*PROBLEM REQUIREMENTS:* Output every entry exactly as written, but omit the pictures.

Extracted data entries:
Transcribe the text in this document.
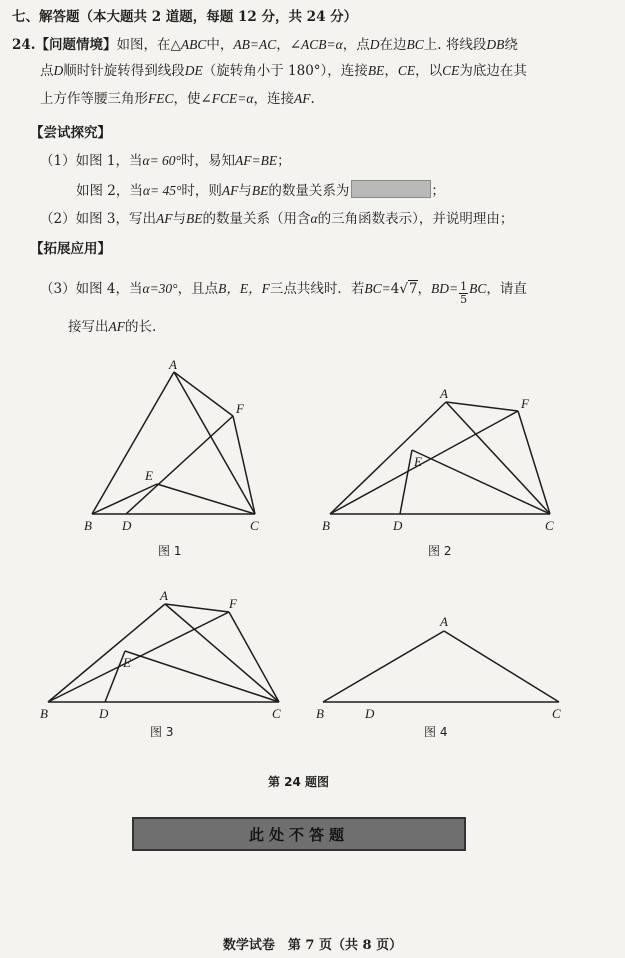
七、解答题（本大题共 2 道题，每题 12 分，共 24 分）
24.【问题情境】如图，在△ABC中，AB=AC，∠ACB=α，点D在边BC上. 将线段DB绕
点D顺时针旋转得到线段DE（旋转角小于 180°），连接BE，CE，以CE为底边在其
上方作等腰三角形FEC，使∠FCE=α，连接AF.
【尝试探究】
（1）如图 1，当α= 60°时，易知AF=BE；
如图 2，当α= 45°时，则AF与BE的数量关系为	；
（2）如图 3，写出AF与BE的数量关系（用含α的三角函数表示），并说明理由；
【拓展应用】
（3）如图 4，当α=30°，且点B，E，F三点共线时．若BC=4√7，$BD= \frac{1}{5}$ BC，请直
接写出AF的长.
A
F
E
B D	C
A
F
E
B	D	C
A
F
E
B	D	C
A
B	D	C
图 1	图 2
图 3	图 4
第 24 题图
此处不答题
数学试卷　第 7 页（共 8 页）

*IN RESPONSE:*
Transcribe the text in this document.
七、解答题（本大题共 2 道题，每题 12 分，共 24 分）
24.【问题情境】如图，在△ABC中，AB=AC，∠ACB=α，点D在边BC上. 将线段DB绕
点D顺时针旋转得到线段DE（旋转角小于 180°），连接BE，CE，以CE为底边在其
上方作等腰三角形FEC，使∠FCE=α，连接AF.
【尝试探究】
（1）如图 1，当α= 60°时，易知AF=BE；
如图 2，当α= 45°时，则AF与BE的数量关系为	；
（2）如图 3，写出AF与BE的数量关系（用含α的三角函数表示），并说明理由；
【拓展应用】
（3）如图 4，当α=30°，且点B，E，F三点共线时．若BC=4√7，$BD= \frac{1}{5}$ BC，请直
接写出AF的长.
A
F
E
B D	C
A
F
E
B	D	C
A
F
E
B	D	C
A
B	D	C
图 1	图 2
图 3	图 4
第 24 题图
此处不答题
数学试卷　第 7 页（共 8 页）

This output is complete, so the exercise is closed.